● **EXERCISE DETAILS**: Please reproduce, word for word, the lines starting at the first one and ending at the line that contains "top-plot-point xyxy=(1068,229,1086,247)", including both.

● **DATASET RECORDS**:
_ _ _

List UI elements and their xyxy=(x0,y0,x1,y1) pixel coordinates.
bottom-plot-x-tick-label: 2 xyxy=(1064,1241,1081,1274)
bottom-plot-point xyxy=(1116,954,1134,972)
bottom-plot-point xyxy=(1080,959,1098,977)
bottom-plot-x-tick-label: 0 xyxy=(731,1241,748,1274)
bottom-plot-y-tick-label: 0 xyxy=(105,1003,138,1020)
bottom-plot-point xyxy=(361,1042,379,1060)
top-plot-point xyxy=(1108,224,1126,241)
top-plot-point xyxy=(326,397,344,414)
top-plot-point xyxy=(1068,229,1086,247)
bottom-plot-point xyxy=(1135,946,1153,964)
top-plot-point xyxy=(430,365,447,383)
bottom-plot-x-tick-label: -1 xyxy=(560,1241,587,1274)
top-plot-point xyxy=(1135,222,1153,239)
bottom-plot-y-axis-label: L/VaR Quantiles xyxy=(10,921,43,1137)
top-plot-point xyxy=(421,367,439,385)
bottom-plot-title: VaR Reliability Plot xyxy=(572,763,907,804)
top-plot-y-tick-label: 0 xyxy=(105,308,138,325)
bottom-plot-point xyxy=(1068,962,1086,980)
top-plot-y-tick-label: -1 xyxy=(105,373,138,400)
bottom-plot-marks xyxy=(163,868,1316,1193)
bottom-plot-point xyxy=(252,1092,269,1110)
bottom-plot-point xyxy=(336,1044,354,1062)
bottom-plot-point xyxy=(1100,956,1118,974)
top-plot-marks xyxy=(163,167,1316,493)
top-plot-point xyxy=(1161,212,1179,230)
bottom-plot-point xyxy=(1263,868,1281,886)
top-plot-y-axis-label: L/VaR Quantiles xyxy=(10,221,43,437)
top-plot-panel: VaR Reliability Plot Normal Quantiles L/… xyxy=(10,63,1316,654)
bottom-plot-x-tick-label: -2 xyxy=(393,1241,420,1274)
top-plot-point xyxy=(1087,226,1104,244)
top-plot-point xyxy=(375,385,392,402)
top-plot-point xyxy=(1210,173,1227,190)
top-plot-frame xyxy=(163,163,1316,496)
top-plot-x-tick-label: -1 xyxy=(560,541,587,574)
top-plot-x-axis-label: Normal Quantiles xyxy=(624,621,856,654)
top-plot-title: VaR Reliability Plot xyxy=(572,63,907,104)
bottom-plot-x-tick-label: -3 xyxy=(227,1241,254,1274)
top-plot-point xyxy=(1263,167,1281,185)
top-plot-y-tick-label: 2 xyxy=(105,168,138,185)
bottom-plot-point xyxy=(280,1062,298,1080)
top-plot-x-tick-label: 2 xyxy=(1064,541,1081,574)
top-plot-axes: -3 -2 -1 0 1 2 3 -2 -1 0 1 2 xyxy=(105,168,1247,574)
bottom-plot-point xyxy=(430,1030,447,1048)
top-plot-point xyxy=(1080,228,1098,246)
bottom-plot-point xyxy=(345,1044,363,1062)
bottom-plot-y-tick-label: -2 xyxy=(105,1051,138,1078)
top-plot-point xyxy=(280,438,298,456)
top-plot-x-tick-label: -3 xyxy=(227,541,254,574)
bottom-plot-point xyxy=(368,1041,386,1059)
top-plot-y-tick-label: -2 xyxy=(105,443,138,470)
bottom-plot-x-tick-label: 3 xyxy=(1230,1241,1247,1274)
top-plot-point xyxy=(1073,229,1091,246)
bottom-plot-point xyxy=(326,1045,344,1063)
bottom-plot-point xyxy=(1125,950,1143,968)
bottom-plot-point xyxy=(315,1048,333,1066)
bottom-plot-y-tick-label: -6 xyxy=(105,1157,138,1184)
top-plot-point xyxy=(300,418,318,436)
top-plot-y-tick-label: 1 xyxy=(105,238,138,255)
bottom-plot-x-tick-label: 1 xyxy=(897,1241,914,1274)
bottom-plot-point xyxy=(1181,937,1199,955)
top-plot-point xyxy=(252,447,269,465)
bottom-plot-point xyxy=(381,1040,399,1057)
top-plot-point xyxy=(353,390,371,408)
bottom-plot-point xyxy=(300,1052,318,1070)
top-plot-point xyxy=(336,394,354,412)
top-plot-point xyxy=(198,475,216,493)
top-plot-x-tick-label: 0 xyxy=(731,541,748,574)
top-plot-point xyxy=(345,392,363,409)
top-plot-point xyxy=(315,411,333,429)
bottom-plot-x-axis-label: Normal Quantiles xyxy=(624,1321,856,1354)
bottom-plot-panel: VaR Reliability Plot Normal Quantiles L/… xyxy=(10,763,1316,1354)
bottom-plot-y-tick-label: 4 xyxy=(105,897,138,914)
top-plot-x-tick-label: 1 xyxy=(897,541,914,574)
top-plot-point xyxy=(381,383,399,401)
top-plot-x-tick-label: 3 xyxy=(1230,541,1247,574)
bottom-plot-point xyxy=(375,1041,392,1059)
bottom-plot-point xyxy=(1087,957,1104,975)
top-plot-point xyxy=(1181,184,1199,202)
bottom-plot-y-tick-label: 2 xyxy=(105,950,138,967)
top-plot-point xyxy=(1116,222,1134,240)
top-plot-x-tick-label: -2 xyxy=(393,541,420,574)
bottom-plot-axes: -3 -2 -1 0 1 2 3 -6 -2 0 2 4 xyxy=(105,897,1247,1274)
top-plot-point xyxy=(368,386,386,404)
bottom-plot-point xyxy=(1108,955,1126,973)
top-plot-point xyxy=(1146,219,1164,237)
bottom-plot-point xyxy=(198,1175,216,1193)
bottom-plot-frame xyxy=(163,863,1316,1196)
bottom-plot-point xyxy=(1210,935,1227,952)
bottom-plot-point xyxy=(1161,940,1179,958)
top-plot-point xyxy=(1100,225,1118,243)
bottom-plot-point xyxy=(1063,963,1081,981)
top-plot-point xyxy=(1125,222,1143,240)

_ _ _

● **TASK RESPONSE**:
List UI elements and their xyxy=(x0,y0,x1,y1) pixel coordinates.
bottom-plot-x-tick-label: 2 xyxy=(1064,1241,1081,1274)
bottom-plot-point xyxy=(1116,954,1134,972)
bottom-plot-point xyxy=(1080,959,1098,977)
bottom-plot-x-tick-label: 0 xyxy=(731,1241,748,1274)
bottom-plot-y-tick-label: 0 xyxy=(105,1003,138,1020)
bottom-plot-point xyxy=(361,1042,379,1060)
top-plot-point xyxy=(1108,224,1126,241)
top-plot-point xyxy=(326,397,344,414)
top-plot-point xyxy=(1068,229,1086,247)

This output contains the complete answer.